→ Required work:
Give back all the data exactly, line by line.

→ Material supplied:
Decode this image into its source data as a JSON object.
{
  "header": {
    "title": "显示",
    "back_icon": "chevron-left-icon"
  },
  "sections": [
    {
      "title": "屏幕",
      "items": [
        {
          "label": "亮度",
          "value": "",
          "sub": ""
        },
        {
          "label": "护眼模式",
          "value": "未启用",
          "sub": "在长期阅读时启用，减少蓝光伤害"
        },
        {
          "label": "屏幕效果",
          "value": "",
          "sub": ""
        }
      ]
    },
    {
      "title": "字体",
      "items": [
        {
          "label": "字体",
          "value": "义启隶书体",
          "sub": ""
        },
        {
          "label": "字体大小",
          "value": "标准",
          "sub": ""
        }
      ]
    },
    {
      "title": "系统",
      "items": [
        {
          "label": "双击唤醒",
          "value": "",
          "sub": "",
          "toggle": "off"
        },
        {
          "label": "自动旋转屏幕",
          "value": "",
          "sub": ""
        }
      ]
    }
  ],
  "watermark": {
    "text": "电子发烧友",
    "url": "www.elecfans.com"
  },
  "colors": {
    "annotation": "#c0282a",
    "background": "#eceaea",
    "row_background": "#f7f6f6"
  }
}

→ Solved exercise:
Decode this image into its source data as a JSON object.
{
  "header": {
    "title": "显示",
    "back_icon": "chevron-left-icon"
  },
  "sections": [
    {
      "title": "屏幕",
      "items": [
        {
          "label": "亮度",
          "value": "",
          "sub": ""
        },
        {
          "label": "护眼模式",
          "value": "未启用",
          "sub": "在长期阅读时启用，减少蓝光伤害"
        },
        {
          "label": "屏幕效果",
          "value": "",
          "sub": ""
        }
      ]
    },
    {
      "title": "字体",
      "items": [
        {
          "label": "字体",
          "value": "义启隶书体",
          "sub": ""
        },
        {
          "label": "字体大小",
          "value": "标准",
          "sub": ""
        }
      ]
    },
    {
      "title": "系统",
      "items": [
        {
          "label": "双击唤醒",
          "value": "",
          "sub": "",
          "toggle": "off"
        },
        {
          "label": "自动旋转屏幕",
          "value": "",
          "sub": ""
        }
      ]
    }
  ],
  "watermark": {
    "text": "电子发烧友",
    "url": "www.elecfans.com"
  },
  "colors": {
    "annotation": "#c0282a",
    "background": "#eceaea",
    "row_background": "#f7f6f6"
  }
}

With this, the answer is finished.